Stored data entries
/---

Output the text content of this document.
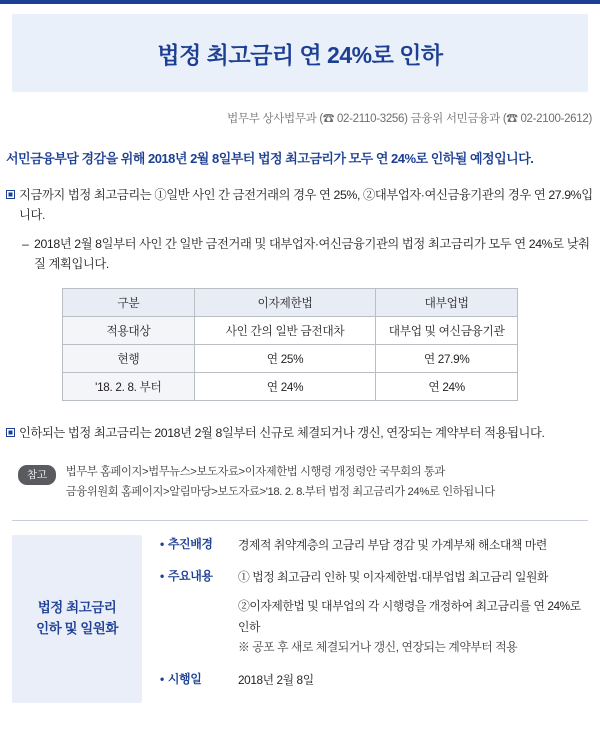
법정 최고금리 연 24%로 인하
법무부 상사법무과 (☎ 02-2110-3256) 금융위 서민금융과 (☎ 02-2100-2612)
서민금융부담 경감을 위해 2018년 2월 8일부터 법정 최고금리가 모두 연 24%로 인하될 예정입니다.
지금까지 법정 최고금리는 ①일반 사인 간 금전거래의 경우 연 25%, ②대부업자·여신금융기관의 경우 연 27.9%입니다.
– 2018년 2월 8일부터 사인 간 일반 금전거래 및 대부업자·여신금융기관의 법정 최고금리가 모두 연 24%로 낮춰질 계획입니다.
구분	이자제한법	대부업법
적용대상	사인 간의 일반 금전대차	대부업 및 여신금융기관
현행	연 25%	연 27.9%
'18. 2. 8. 부터	연 24%	연 24%
인하되는 법정 최고금리는 2018년 2월 8일부터 신규로 체결되거나 갱신, 연장되는 계약부터 적용됩니다.
참고	법무부 홈페이지>법무뉴스>보도자료>이자제한법 시행령 개정령안 국무회의 통과
금융위원회 홈페이지>알림마당>보도자료>'18. 2. 8.부터 법정 최고금리가 24%로 인하됩니다
법정 최고금리
인하 및 일원화
• 추진배경	경제적 취약계층의 고금리 부담 경감 및 가계부채 해소대책 마련
• 주요내용	① 법정 최고금리 인하 및 이자제한법·대부업법 최고금리 일원화
②이자제한법 및 대부업의 각 시행령을 개정하여 최고금리를 연 24%로 인하
※ 공포 후 새로 체결되거나 갱신, 연장되는 계약부터 적용
• 시행일	2018년 2월 8일
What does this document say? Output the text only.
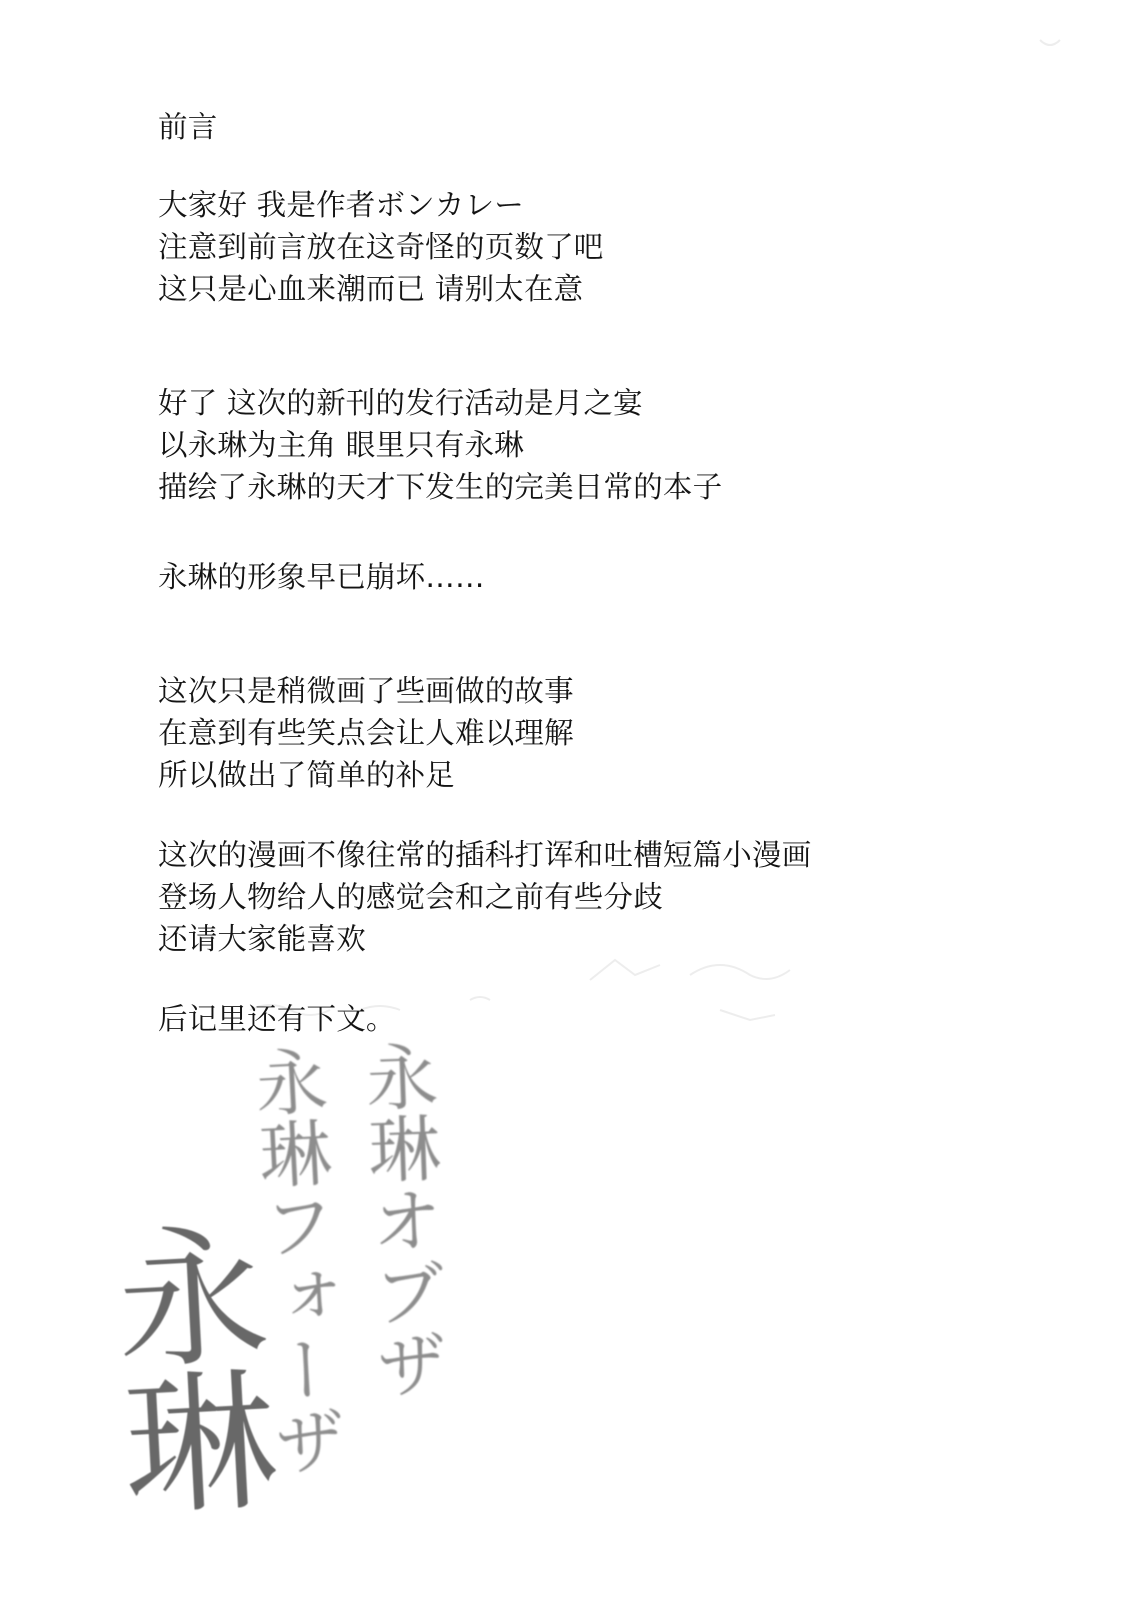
前言
大家好 我是作者ボンカレー
注意到前言放在这奇怪的页数了吧
这只是心血来潮而已 请别太在意
好了 这次的新刊的发行活动是月之宴
以永琳为主角 眼里只有永琳
描绘了永琳的天才下发生的完美日常的本子
永琳的形象早已崩坏……
这次只是稍微画了些画做的故事
在意到有些笑点会让人难以理解
所以做出了简单的补足
这次的漫画不像往常的插科打诨和吐槽短篇小漫画
登场人物给人的感觉会和之前有些分歧
还请大家能喜欢
后记里还有下文。
永琳オブザ
永琳フォーザ
永琳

\---

_PROBLEM REQUIREMENTS_
Gather each line holding the string "여신금융기관의".

_EXERCISE RESPONSE_
지금까지 법정 최고금리는 ①일반 사인 간 금전거래의 경우 연 25%, ②대부업자·여신금융기관의 경우 연 27.9%입니다.
– 2018년 2월 8일부터 사인 간 일반 금전거래 및 대부업자·여신금융기관의 법정 최고금리가 모두 연 24%로 낮춰질 계획입니다.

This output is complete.